**Given exercise**
Search the entries for the word "ideas" and pull out each line that has it.

**Input material**
____________
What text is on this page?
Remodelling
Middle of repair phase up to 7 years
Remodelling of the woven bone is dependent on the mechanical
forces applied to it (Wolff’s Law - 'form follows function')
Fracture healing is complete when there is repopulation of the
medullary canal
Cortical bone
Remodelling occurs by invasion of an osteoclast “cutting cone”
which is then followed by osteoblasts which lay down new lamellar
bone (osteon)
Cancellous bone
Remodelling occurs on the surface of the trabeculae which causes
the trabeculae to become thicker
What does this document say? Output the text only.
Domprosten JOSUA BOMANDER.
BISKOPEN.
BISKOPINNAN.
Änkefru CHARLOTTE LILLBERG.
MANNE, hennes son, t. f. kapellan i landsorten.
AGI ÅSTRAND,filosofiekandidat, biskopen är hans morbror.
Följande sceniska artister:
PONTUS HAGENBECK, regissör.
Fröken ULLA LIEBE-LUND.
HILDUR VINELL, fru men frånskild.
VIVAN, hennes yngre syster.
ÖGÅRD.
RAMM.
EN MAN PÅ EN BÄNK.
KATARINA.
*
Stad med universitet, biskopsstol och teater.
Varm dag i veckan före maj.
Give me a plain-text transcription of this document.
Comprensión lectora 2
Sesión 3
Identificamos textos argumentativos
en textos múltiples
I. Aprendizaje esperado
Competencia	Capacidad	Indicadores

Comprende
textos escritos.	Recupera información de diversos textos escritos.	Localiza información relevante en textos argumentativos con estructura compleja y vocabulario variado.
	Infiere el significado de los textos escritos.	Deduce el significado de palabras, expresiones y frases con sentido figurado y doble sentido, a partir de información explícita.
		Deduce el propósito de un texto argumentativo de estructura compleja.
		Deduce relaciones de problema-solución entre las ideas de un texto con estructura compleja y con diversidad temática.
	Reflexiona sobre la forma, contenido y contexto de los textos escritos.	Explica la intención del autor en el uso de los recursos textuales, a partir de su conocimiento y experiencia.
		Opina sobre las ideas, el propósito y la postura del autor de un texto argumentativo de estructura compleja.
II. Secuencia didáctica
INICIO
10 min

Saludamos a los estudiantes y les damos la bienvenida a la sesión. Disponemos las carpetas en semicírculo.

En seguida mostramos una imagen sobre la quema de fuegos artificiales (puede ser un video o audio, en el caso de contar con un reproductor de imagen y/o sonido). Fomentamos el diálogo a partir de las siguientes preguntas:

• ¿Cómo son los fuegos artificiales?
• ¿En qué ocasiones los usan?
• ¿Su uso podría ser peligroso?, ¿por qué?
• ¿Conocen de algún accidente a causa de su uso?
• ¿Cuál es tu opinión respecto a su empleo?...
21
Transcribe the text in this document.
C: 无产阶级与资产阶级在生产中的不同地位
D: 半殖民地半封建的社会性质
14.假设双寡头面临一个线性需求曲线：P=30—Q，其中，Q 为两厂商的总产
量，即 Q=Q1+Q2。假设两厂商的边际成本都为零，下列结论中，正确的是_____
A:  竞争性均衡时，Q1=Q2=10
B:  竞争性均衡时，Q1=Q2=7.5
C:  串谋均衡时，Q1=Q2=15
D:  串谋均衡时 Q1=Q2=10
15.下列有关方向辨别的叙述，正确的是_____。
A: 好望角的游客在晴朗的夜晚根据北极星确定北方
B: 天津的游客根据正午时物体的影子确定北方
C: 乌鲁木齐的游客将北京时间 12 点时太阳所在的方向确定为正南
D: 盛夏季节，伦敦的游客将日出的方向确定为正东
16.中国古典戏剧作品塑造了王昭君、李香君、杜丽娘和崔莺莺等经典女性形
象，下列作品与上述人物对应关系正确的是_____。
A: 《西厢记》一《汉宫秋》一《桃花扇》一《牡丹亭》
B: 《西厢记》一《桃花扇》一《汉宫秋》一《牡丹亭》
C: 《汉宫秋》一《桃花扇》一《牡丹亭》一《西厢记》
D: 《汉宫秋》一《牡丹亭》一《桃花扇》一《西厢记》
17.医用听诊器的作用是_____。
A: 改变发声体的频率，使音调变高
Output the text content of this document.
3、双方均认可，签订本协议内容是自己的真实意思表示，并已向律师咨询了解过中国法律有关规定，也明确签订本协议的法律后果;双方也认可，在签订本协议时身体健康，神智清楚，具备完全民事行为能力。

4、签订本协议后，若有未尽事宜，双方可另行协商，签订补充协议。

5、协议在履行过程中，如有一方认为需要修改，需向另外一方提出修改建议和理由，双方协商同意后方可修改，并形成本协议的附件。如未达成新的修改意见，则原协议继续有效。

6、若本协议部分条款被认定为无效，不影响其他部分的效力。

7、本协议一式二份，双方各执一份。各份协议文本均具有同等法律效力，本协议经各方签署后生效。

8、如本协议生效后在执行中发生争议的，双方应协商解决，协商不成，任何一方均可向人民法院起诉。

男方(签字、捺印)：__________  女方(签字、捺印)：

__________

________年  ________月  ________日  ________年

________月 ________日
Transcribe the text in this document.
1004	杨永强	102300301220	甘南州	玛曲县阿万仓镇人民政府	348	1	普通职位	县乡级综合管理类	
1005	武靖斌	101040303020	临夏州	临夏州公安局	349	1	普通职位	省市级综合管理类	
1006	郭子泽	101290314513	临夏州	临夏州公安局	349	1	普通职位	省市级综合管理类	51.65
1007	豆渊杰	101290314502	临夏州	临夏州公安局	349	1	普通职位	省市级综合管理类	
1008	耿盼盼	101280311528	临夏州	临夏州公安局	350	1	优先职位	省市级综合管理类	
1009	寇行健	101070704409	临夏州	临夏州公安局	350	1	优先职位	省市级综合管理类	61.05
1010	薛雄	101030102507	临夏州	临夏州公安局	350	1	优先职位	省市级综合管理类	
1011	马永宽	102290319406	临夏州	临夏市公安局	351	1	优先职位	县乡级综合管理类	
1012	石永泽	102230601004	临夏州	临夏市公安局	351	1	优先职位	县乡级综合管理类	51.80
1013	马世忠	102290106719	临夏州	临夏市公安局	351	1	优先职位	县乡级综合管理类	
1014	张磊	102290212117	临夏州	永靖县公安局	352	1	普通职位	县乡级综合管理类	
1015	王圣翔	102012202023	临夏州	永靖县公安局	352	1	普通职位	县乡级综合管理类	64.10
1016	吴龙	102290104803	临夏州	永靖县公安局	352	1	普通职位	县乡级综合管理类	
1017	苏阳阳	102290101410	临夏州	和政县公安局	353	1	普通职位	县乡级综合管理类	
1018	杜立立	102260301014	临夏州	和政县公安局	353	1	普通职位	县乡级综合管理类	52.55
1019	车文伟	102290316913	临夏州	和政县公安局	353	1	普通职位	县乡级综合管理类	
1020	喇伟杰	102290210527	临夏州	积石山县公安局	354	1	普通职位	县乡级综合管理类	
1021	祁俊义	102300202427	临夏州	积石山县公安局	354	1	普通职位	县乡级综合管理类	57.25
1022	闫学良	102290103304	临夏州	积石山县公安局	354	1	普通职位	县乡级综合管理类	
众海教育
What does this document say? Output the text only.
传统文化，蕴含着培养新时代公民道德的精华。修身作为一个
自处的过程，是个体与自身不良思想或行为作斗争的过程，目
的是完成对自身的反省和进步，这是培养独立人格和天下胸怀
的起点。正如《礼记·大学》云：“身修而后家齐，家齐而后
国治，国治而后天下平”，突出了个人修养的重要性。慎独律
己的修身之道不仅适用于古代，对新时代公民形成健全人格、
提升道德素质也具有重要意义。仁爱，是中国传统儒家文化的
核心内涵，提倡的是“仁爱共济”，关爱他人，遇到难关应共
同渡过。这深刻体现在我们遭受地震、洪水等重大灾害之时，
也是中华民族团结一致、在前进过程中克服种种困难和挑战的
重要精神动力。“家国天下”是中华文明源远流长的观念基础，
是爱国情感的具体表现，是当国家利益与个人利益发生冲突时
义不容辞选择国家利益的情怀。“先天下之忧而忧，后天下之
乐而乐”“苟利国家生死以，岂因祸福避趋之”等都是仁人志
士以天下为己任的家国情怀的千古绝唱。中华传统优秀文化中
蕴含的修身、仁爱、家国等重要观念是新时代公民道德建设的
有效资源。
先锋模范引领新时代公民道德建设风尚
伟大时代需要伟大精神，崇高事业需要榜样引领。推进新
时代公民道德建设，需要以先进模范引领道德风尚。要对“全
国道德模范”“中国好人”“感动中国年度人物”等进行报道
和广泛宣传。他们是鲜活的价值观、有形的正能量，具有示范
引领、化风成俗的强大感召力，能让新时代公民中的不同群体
____________
**Solution to the exercise**
		Deduce relaciones de problema-solución entre las ideas de un texto con estructura compleja y con diversidad temática.
		Opina sobre las ideas, el propósito y la postura del autor de un texto argumentativo de estructura compleja.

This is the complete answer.